Collected data:
## Begin

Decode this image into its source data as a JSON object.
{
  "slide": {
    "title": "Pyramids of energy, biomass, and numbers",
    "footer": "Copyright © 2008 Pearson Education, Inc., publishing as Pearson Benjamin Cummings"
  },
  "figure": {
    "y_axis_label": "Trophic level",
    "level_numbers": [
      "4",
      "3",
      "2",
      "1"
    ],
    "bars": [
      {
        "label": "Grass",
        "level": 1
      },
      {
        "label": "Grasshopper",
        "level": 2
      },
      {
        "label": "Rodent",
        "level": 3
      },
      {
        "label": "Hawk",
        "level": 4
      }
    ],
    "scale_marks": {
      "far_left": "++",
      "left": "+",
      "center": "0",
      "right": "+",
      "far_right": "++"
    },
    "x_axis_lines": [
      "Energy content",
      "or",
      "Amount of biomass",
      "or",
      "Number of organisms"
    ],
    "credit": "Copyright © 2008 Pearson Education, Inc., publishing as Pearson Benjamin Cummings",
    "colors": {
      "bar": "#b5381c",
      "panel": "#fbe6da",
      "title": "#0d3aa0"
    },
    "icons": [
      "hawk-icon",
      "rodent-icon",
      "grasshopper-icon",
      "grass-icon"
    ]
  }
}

## End

- **Problem to solve**
Your task is to print the whole listing again exactly.

- **Result of the task**
Decode this image into its source data as a JSON object.
{
  "slide": {
    "title": "Pyramids of energy, biomass, and numbers",
    "footer": "Copyright © 2008 Pearson Education, Inc., publishing as Pearson Benjamin Cummings"
  },
  "figure": {
    "y_axis_label": "Trophic level",
    "level_numbers": [
      "4",
      "3",
      "2",
      "1"
    ],
    "bars": [
      {
        "label": "Grass",
        "level": 1
      },
      {
        "label": "Grasshopper",
        "level": 2
      },
      {
        "label": "Rodent",
        "level": 3
      },
      {
        "label": "Hawk",
        "level": 4
      }
    ],
    "scale_marks": {
      "far_left": "++",
      "left": "+",
      "center": "0",
      "right": "+",
      "far_right": "++"
    },
    "x_axis_lines": [
      "Energy content",
      "or",
      "Amount of biomass",
      "or",
      "Number of organisms"
    ],
    "credit": "Copyright © 2008 Pearson Education, Inc., publishing as Pearson Benjamin Cummings",
    "colors": {
      "bar": "#b5381c",
      "panel": "#fbe6da",
      "title": "#0d3aa0"
    },
    "icons": [
      "hawk-icon",
      "rodent-icon",
      "grasshopper-icon",
      "grass-icon"
    ]
  }
}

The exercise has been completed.